What to do: Extract each line of the material that follows exactly and omit its pictures.

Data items
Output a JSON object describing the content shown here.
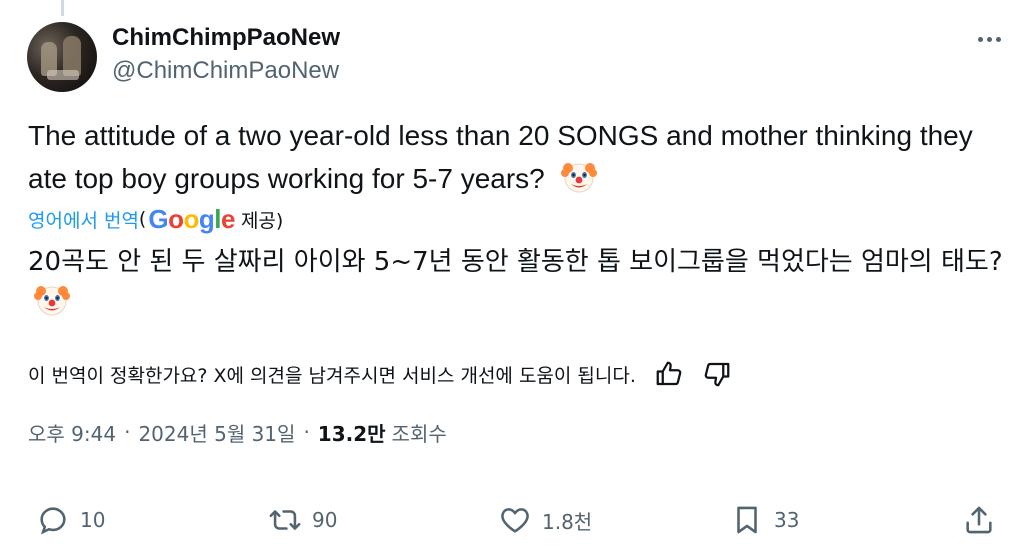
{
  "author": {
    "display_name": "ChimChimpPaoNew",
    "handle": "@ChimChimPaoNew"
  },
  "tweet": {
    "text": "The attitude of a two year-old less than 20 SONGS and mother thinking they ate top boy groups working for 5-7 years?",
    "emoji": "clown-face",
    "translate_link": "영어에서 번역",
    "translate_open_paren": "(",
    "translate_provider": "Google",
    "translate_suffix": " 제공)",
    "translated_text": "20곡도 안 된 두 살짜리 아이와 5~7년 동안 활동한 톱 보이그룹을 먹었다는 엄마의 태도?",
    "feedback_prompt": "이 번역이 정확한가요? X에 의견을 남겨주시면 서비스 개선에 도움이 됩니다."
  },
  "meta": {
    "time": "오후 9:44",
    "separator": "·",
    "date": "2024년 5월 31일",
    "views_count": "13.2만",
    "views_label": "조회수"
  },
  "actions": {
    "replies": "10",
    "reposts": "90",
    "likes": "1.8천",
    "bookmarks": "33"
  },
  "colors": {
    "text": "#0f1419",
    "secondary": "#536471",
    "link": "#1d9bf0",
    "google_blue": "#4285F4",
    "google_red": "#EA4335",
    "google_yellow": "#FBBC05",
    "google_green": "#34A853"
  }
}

Exercise output:
Output a JSON object describing the content shown here.
{
  "author": {
    "display_name": "ChimChimpPaoNew",
    "handle": "@ChimChimPaoNew"
  },
  "tweet": {
    "text": "The attitude of a two year-old less than 20 SONGS and mother thinking they ate top boy groups working for 5-7 years?",
    "emoji": "clown-face",
    "translate_link": "영어에서 번역",
    "translate_open_paren": "(",
    "translate_provider": "Google",
    "translate_suffix": " 제공)",
    "translated_text": "20곡도 안 된 두 살짜리 아이와 5~7년 동안 활동한 톱 보이그룹을 먹었다는 엄마의 태도?",
    "feedback_prompt": "이 번역이 정확한가요? X에 의견을 남겨주시면 서비스 개선에 도움이 됩니다."
  },
  "meta": {
    "time": "오후 9:44",
    "separator": "·",
    "date": "2024년 5월 31일",
    "views_count": "13.2만",
    "views_label": "조회수"
  },
  "actions": {
    "replies": "10",
    "reposts": "90",
    "likes": "1.8천",
    "bookmarks": "33"
  },
  "colors": {
    "text": "#0f1419",
    "secondary": "#536471",
    "link": "#1d9bf0",
    "google_blue": "#4285F4",
    "google_red": "#EA4335",
    "google_yellow": "#FBBC05",
    "google_green": "#34A853"
  }
}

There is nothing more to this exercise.